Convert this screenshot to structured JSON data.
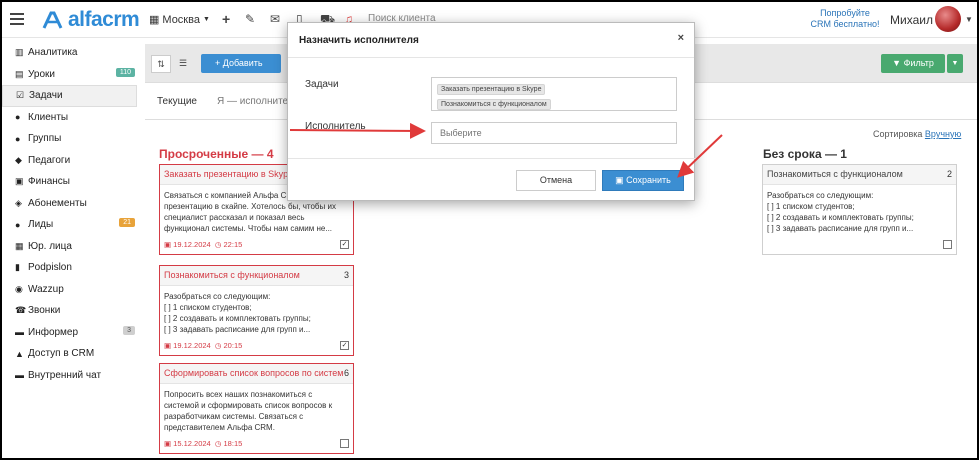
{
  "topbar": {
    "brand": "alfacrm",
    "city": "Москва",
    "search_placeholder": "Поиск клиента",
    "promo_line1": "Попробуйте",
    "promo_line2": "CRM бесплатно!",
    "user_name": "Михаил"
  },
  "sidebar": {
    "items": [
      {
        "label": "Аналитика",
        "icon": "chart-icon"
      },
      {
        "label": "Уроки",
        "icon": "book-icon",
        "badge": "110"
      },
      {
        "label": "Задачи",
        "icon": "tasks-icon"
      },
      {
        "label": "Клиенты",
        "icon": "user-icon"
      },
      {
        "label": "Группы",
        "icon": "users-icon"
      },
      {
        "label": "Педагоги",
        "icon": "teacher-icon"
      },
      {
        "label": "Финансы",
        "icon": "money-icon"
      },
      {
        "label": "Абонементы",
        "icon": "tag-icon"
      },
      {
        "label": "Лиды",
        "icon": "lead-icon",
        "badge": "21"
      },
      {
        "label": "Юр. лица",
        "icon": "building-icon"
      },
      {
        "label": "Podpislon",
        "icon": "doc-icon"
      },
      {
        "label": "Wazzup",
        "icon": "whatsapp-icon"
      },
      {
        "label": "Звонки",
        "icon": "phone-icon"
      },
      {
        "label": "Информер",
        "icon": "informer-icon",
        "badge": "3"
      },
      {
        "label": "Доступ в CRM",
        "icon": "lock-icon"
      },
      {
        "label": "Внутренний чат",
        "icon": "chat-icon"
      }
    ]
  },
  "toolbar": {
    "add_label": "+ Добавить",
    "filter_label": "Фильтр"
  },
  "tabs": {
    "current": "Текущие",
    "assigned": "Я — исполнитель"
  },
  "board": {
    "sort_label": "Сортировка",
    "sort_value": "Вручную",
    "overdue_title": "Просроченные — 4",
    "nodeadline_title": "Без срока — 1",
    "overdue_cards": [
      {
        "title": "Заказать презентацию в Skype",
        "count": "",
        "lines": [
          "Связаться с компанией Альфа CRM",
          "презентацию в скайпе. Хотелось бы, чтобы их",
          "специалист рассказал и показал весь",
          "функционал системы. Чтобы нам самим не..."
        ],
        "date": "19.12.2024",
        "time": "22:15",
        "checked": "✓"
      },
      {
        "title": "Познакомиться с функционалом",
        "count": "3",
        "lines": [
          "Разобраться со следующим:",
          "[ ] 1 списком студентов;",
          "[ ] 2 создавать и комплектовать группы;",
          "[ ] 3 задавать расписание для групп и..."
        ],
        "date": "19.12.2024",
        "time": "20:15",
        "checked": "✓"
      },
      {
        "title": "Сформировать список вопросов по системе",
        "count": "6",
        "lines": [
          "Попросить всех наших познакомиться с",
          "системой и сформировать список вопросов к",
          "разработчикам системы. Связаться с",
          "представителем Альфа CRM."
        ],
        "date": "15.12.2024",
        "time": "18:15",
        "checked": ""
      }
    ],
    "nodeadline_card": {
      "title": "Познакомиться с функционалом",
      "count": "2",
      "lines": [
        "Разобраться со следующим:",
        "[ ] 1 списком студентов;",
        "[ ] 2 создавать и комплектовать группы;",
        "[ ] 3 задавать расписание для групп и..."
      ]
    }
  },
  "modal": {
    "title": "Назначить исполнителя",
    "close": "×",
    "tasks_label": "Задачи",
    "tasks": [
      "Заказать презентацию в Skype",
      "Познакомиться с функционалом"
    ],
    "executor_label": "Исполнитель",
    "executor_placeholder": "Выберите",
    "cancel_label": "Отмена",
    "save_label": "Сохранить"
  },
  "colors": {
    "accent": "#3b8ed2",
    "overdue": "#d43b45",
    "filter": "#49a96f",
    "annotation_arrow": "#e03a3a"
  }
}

§ **Problem requirements**:
Count how many lines of the listing above include "студентов" and report that number alone.

§ **Output below**:
2